* **Stated goal**
Render every entry verbatim.

* **Source data**
####################

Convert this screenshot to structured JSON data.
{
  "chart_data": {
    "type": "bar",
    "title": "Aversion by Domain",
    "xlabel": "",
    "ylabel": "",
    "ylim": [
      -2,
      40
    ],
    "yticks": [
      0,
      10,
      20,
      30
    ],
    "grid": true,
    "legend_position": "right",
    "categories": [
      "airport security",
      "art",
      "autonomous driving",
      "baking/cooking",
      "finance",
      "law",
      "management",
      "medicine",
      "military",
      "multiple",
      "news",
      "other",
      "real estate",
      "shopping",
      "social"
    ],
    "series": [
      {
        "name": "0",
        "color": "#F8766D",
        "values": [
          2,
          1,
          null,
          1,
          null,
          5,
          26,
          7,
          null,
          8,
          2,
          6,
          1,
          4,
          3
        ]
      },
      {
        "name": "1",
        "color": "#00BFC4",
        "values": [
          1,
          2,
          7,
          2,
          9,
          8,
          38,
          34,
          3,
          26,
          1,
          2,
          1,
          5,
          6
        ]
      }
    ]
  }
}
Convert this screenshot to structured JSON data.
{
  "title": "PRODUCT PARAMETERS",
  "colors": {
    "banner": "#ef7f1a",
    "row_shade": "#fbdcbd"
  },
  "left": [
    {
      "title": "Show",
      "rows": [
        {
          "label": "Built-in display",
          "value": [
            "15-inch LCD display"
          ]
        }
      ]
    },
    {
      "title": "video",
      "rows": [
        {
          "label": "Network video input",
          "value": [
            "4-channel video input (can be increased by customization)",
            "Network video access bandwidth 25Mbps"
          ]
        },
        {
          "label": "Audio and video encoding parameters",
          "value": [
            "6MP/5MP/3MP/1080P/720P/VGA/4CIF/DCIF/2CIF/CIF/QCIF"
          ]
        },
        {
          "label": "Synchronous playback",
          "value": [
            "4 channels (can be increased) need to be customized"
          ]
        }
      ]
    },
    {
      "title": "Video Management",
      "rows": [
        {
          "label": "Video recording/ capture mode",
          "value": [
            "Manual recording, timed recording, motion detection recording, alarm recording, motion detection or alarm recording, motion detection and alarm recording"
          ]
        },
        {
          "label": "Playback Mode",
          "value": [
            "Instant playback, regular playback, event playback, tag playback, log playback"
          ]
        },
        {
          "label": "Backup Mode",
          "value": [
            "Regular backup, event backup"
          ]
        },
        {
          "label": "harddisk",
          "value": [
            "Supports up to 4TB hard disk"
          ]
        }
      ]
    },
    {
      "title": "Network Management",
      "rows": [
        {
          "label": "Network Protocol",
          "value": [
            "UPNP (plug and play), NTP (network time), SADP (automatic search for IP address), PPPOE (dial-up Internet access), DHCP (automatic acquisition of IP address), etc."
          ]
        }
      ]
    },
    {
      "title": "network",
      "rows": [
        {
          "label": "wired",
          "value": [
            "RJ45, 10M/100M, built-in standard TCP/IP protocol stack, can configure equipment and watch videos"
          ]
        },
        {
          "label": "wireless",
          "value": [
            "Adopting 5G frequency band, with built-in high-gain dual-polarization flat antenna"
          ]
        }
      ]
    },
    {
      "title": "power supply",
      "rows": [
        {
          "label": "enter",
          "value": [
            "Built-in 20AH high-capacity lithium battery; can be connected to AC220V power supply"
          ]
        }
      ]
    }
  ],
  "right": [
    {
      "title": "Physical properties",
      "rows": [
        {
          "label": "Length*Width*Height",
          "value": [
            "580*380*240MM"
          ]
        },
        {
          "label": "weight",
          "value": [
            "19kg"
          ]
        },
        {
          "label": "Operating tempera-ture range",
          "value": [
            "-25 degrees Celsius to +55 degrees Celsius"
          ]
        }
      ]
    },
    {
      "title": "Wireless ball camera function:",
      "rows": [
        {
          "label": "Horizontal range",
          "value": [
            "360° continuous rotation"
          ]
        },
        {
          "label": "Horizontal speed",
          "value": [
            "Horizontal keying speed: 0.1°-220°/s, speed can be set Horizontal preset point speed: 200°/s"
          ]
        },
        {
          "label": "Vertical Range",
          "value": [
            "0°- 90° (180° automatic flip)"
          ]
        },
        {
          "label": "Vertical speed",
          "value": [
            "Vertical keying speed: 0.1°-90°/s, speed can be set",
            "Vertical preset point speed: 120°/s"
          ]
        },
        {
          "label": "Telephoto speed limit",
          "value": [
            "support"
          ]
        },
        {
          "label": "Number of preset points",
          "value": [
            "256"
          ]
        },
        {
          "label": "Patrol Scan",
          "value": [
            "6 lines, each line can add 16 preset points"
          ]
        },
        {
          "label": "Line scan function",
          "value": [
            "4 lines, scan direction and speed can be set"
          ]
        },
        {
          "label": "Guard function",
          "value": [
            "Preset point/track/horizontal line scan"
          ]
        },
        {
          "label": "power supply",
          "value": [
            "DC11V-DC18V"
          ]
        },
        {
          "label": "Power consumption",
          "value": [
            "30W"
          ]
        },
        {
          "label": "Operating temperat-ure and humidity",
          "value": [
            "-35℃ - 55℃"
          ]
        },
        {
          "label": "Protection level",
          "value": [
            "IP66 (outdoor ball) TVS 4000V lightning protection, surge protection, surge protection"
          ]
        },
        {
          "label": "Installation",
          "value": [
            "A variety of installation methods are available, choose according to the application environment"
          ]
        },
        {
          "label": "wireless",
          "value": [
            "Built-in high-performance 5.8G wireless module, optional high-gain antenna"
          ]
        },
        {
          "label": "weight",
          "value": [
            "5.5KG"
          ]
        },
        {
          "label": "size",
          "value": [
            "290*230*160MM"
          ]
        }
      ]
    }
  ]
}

####################

* **Final result**
Convert this screenshot to structured JSON data.
{
  "chart_data": {
    "type": "bar",
    "title": "Aversion by Domain",
    "xlabel": "",
    "ylabel": "",
    "ylim": [
      -2,
      40
    ],
    "yticks": [
      0,
      10,
      20,
      30
    ],
    "grid": true,
    "legend_position": "right",
    "categories": [
      "airport security",
      "art",
      "autonomous driving",
      "baking/cooking",
      "finance",
      "law",
      "management",
      "medicine",
      "military",
      "multiple",
      "news",
      "other",
      "real estate",
      "shopping",
      "social"
    ],
    "series": [
      {
        "name": "0",
        "color": "#F8766D",
        "values": [
          2,
          1,
          null,
          1,
          null,
          5,
          26,
          7,
          null,
          8,
          2,
          6,
          1,
          4,
          3
        ]
      },
      {
        "name": "1",
        "color": "#00BFC4",
        "values": [
          1,
          2,
          7,
          2,
          9,
          8,
          38,
          34,
          3,
          26,
          1,
          2,
          1,
          5,
          6
        ]
      }
    ]
  }
}
Convert this screenshot to structured JSON data.
{
  "title": "PRODUCT PARAMETERS",
  "colors": {
    "banner": "#ef7f1a",
    "row_shade": "#fbdcbd"
  },
  "left": [
    {
      "title": "Show",
      "rows": [
        {
          "label": "Built-in display",
          "value": [
            "15-inch LCD display"
          ]
        }
      ]
    },
    {
      "title": "video",
      "rows": [
        {
          "label": "Network video input",
          "value": [
            "4-channel video input (can be increased by customization)",
            "Network video access bandwidth 25Mbps"
          ]
        },
        {
          "label": "Audio and video encoding parameters",
          "value": [
            "6MP/5MP/3MP/1080P/720P/VGA/4CIF/DCIF/2CIF/CIF/QCIF"
          ]
        },
        {
          "label": "Synchronous playback",
          "value": [
            "4 channels (can be increased) need to be customized"
          ]
        }
      ]
    },
    {
      "title": "Video Management",
      "rows": [
        {
          "label": "Video recording/ capture mode",
          "value": [
            "Manual recording, timed recording, motion detection recording, alarm recording, motion detection or alarm recording, motion detection and alarm recording"
          ]
        },
        {
          "label": "Playback Mode",
          "value": [
            "Instant playback, regular playback, event playback, tag playback, log playback"
          ]
        },
        {
          "label": "Backup Mode",
          "value": [
            "Regular backup, event backup"
          ]
        },
        {
          "label": "harddisk",
          "value": [
            "Supports up to 4TB hard disk"
          ]
        }
      ]
    },
    {
      "title": "Network Management",
      "rows": [
        {
          "label": "Network Protocol",
          "value": [
            "UPNP (plug and play), NTP (network time), SADP (automatic search for IP address), PPPOE (dial-up Internet access), DHCP (automatic acquisition of IP address), etc."
          ]
        }
      ]
    },
    {
      "title": "network",
      "rows": [
        {
          "label": "wired",
          "value": [
            "RJ45, 10M/100M, built-in standard TCP/IP protocol stack, can configure equipment and watch videos"
          ]
        },
        {
          "label": "wireless",
          "value": [
            "Adopting 5G frequency band, with built-in high-gain dual-polarization flat antenna"
          ]
        }
      ]
    },
    {
      "title": "power supply",
      "rows": [
        {
          "label": "enter",
          "value": [
            "Built-in 20AH high-capacity lithium battery; can be connected to AC220V power supply"
          ]
        }
      ]
    }
  ],
  "right": [
    {
      "title": "Physical properties",
      "rows": [
        {
          "label": "Length*Width*Height",
          "value": [
            "580*380*240MM"
          ]
        },
        {
          "label": "weight",
          "value": [
            "19kg"
          ]
        },
        {
          "label": "Operating tempera-ture range",
          "value": [
            "-25 degrees Celsius to +55 degrees Celsius"
          ]
        }
      ]
    },
    {
      "title": "Wireless ball camera function:",
      "rows": [
        {
          "label": "Horizontal range",
          "value": [
            "360° continuous rotation"
          ]
        },
        {
          "label": "Horizontal speed",
          "value": [
            "Horizontal keying speed: 0.1°-220°/s, speed can be set Horizontal preset point speed: 200°/s"
          ]
        },
        {
          "label": "Vertical Range",
          "value": [
            "0°- 90° (180° automatic flip)"
          ]
        },
        {
          "label": "Vertical speed",
          "value": [
            "Vertical keying speed: 0.1°-90°/s, speed can be set",
            "Vertical preset point speed: 120°/s"
          ]
        },
        {
          "label": "Telephoto speed limit",
          "value": [
            "support"
          ]
        },
        {
          "label": "Number of preset points",
          "value": [
            "256"
          ]
        },
        {
          "label": "Patrol Scan",
          "value": [
            "6 lines, each line can add 16 preset points"
          ]
        },
        {
          "label": "Line scan function",
          "value": [
            "4 lines, scan direction and speed can be set"
          ]
        },
        {
          "label": "Guard function",
          "value": [
            "Preset point/track/horizontal line scan"
          ]
        },
        {
          "label": "power supply",
          "value": [
            "DC11V-DC18V"
          ]
        },
        {
          "label": "Power consumption",
          "value": [
            "30W"
          ]
        },
        {
          "label": "Operating temperat-ure and humidity",
          "value": [
            "-35℃ - 55℃"
          ]
        },
        {
          "label": "Protection level",
          "value": [
            "IP66 (outdoor ball) TVS 4000V lightning protection, surge protection, surge protection"
          ]
        },
        {
          "label": "Installation",
          "value": [
            "A variety of installation methods are available, choose according to the application environment"
          ]
        },
        {
          "label": "wireless",
          "value": [
            "Built-in high-performance 5.8G wireless module, optional high-gain antenna"
          ]
        },
        {
          "label": "weight",
          "value": [
            "5.5KG"
          ]
        },
        {
          "label": "size",
          "value": [
            "290*230*160MM"
          ]
        }
      ]
    }
  ]
}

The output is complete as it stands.